### Problem
Repeat all of the material exactly as given.

### Extracted entries
## Begin
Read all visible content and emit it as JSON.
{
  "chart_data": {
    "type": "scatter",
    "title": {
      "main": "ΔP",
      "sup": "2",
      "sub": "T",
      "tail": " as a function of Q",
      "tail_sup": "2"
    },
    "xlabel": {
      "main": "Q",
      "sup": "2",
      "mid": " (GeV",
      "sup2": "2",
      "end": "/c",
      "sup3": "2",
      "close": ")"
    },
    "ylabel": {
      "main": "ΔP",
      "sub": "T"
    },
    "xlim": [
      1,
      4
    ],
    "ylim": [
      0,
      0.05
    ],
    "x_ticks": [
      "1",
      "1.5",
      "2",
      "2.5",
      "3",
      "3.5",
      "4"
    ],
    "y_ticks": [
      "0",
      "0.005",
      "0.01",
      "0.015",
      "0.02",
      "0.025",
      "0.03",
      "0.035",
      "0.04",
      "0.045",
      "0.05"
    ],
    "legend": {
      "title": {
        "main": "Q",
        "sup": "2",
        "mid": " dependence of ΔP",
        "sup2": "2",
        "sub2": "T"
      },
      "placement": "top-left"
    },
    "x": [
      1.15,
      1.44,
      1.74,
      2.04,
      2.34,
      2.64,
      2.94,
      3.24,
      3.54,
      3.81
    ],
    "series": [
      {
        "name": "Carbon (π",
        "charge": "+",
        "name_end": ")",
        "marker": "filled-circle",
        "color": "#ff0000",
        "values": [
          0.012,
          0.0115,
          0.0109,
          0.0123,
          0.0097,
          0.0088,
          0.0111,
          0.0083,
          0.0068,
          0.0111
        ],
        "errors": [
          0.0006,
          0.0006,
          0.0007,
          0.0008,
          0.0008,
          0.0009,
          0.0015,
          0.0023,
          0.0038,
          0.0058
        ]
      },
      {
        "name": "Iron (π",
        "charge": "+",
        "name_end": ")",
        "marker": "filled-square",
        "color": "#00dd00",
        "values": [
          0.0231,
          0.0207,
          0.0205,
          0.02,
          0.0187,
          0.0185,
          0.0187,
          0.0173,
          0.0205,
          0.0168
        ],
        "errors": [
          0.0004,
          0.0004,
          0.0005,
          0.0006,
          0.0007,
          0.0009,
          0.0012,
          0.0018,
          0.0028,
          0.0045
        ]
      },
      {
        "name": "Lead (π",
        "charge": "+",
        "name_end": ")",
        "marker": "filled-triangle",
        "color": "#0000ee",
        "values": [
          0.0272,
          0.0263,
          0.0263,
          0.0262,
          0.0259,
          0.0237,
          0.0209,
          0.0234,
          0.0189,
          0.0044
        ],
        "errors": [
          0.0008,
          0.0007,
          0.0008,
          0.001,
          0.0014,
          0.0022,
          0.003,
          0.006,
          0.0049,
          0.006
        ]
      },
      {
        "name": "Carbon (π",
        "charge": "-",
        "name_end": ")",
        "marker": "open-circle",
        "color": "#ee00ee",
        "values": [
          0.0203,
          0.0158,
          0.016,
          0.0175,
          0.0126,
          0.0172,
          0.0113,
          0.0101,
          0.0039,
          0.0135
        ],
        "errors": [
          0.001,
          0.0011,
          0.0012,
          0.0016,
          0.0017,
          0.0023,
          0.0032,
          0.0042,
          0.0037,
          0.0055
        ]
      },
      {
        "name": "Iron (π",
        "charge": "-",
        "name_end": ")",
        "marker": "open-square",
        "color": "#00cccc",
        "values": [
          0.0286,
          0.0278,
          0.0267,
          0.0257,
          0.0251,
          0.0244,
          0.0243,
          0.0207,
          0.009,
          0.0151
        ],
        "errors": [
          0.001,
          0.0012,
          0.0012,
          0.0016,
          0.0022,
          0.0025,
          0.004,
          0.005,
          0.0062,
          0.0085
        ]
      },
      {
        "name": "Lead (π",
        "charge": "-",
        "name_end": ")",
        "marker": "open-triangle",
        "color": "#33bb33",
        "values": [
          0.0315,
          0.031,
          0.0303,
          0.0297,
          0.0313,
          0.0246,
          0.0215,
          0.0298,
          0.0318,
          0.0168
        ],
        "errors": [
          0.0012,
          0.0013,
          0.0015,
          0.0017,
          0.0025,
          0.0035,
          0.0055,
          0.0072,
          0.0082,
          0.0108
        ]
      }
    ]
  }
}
## End
### Answer in full
Read all visible content and emit it as JSON.
{
  "chart_data": {
    "type": "scatter",
    "title": {
      "main": "ΔP",
      "sup": "2",
      "sub": "T",
      "tail": " as a function of Q",
      "tail_sup": "2"
    },
    "xlabel": {
      "main": "Q",
      "sup": "2",
      "mid": " (GeV",
      "sup2": "2",
      "end": "/c",
      "sup3": "2",
      "close": ")"
    },
    "ylabel": {
      "main": "ΔP",
      "sub": "T"
    },
    "xlim": [
      1,
      4
    ],
    "ylim": [
      0,
      0.05
    ],
    "x_ticks": [
      "1",
      "1.5",
      "2",
      "2.5",
      "3",
      "3.5",
      "4"
    ],
    "y_ticks": [
      "0",
      "0.005",
      "0.01",
      "0.015",
      "0.02",
      "0.025",
      "0.03",
      "0.035",
      "0.04",
      "0.045",
      "0.05"
    ],
    "legend": {
      "title": {
        "main": "Q",
        "sup": "2",
        "mid": " dependence of ΔP",
        "sup2": "2",
        "sub2": "T"
      },
      "placement": "top-left"
    },
    "x": [
      1.15,
      1.44,
      1.74,
      2.04,
      2.34,
      2.64,
      2.94,
      3.24,
      3.54,
      3.81
    ],
    "series": [
      {
        "name": "Carbon (π",
        "charge": "+",
        "name_end": ")",
        "marker": "filled-circle",
        "color": "#ff0000",
        "values": [
          0.012,
          0.0115,
          0.0109,
          0.0123,
          0.0097,
          0.0088,
          0.0111,
          0.0083,
          0.0068,
          0.0111
        ],
        "errors": [
          0.0006,
          0.0006,
          0.0007,
          0.0008,
          0.0008,
          0.0009,
          0.0015,
          0.0023,
          0.0038,
          0.0058
        ]
      },
      {
        "name": "Iron (π",
        "charge": "+",
        "name_end": ")",
        "marker": "filled-square",
        "color": "#00dd00",
        "values": [
          0.0231,
          0.0207,
          0.0205,
          0.02,
          0.0187,
          0.0185,
          0.0187,
          0.0173,
          0.0205,
          0.0168
        ],
        "errors": [
          0.0004,
          0.0004,
          0.0005,
          0.0006,
          0.0007,
          0.0009,
          0.0012,
          0.0018,
          0.0028,
          0.0045
        ]
      },
      {
        "name": "Lead (π",
        "charge": "+",
        "name_end": ")",
        "marker": "filled-triangle",
        "color": "#0000ee",
        "values": [
          0.0272,
          0.0263,
          0.0263,
          0.0262,
          0.0259,
          0.0237,
          0.0209,
          0.0234,
          0.0189,
          0.0044
        ],
        "errors": [
          0.0008,
          0.0007,
          0.0008,
          0.001,
          0.0014,
          0.0022,
          0.003,
          0.006,
          0.0049,
          0.006
        ]
      },
      {
        "name": "Carbon (π",
        "charge": "-",
        "name_end": ")",
        "marker": "open-circle",
        "color": "#ee00ee",
        "values": [
          0.0203,
          0.0158,
          0.016,
          0.0175,
          0.0126,
          0.0172,
          0.0113,
          0.0101,
          0.0039,
          0.0135
        ],
        "errors": [
          0.001,
          0.0011,
          0.0012,
          0.0016,
          0.0017,
          0.0023,
          0.0032,
          0.0042,
          0.0037,
          0.0055
        ]
      },
      {
        "name": "Iron (π",
        "charge": "-",
        "name_end": ")",
        "marker": "open-square",
        "color": "#00cccc",
        "values": [
          0.0286,
          0.0278,
          0.0267,
          0.0257,
          0.0251,
          0.0244,
          0.0243,
          0.0207,
          0.009,
          0.0151
        ],
        "errors": [
          0.001,
          0.0012,
          0.0012,
          0.0016,
          0.0022,
          0.0025,
          0.004,
          0.005,
          0.0062,
          0.0085
        ]
      },
      {
        "name": "Lead (π",
        "charge": "-",
        "name_end": ")",
        "marker": "open-triangle",
        "color": "#33bb33",
        "values": [
          0.0315,
          0.031,
          0.0303,
          0.0297,
          0.0313,
          0.0246,
          0.0215,
          0.0298,
          0.0318,
          0.0168
        ],
        "errors": [
          0.0012,
          0.0013,
          0.0015,
          0.0017,
          0.0025,
          0.0035,
          0.0055,
          0.0072,
          0.0082,
          0.0108
        ]
      }
    ]
  }
}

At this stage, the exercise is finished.